DATA EXCERPTS ::
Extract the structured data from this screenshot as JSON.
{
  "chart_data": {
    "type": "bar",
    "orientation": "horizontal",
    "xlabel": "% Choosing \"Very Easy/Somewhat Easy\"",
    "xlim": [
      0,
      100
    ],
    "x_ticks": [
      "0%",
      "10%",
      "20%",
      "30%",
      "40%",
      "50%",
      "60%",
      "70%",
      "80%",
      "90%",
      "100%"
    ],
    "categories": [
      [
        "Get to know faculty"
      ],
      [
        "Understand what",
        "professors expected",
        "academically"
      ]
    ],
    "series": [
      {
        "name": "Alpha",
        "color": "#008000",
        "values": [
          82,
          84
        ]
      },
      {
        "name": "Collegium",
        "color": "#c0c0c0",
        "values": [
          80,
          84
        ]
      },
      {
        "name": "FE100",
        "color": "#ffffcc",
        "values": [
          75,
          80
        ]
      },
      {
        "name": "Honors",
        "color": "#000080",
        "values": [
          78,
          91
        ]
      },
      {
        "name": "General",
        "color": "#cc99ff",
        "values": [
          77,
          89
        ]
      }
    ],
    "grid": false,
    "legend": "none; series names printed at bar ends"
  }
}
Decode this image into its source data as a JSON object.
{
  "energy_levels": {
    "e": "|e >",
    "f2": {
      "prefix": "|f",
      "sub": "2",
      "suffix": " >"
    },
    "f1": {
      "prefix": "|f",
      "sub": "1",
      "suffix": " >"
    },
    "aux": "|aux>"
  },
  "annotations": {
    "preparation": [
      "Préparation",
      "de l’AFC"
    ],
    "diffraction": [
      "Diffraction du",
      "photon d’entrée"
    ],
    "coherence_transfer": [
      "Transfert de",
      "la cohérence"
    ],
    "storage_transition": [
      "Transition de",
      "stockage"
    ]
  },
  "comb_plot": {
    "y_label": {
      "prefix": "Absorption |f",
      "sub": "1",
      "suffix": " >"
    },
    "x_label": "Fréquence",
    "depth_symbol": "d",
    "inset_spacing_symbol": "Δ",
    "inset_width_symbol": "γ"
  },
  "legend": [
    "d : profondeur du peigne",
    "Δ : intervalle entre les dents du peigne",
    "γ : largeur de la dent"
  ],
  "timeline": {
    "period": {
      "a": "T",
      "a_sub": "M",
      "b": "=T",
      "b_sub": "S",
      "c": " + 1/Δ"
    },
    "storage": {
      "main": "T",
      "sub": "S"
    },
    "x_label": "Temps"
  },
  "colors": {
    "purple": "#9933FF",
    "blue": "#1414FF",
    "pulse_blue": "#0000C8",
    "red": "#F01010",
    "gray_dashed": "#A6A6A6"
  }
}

DIRECTIONS FOR THIS TASK ::
Copy every line of the records above that holds the word "series".

FULL OUTPUT ::
    "series": [
    "legend": "none; series names printed at bar ends"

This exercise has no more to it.